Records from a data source
>> BEGIN

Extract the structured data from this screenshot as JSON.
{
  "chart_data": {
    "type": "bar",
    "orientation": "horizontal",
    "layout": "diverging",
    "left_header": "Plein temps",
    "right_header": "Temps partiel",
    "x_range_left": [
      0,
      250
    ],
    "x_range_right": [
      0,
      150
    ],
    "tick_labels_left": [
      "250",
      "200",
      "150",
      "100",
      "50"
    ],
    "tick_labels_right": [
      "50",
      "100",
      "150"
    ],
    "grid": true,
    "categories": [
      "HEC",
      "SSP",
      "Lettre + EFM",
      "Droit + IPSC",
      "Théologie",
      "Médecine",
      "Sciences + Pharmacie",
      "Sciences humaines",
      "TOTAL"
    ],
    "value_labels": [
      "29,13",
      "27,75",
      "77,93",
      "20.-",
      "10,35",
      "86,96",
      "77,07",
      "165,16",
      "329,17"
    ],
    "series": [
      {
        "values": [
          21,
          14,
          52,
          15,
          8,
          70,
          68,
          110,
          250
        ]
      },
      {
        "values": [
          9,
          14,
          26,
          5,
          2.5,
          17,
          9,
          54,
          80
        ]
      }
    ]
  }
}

>> END

> Written problem
Output the complete data exactly as written.

> Solution to this problem
Extract the structured data from this screenshot as JSON.
{
  "chart_data": {
    "type": "bar",
    "orientation": "horizontal",
    "layout": "diverging",
    "left_header": "Plein temps",
    "right_header": "Temps partiel",
    "x_range_left": [
      0,
      250
    ],
    "x_range_right": [
      0,
      150
    ],
    "tick_labels_left": [
      "250",
      "200",
      "150",
      "100",
      "50"
    ],
    "tick_labels_right": [
      "50",
      "100",
      "150"
    ],
    "grid": true,
    "categories": [
      "HEC",
      "SSP",
      "Lettre + EFM",
      "Droit + IPSC",
      "Théologie",
      "Médecine",
      "Sciences + Pharmacie",
      "Sciences humaines",
      "TOTAL"
    ],
    "value_labels": [
      "29,13",
      "27,75",
      "77,93",
      "20.-",
      "10,35",
      "86,96",
      "77,07",
      "165,16",
      "329,17"
    ],
    "series": [
      {
        "values": [
          21,
          14,
          52,
          15,
          8,
          70,
          68,
          110,
          250
        ]
      },
      {
        "values": [
          9,
          14,
          26,
          5,
          2.5,
          17,
          9,
          54,
          80
        ]
      }
    ]
  }
}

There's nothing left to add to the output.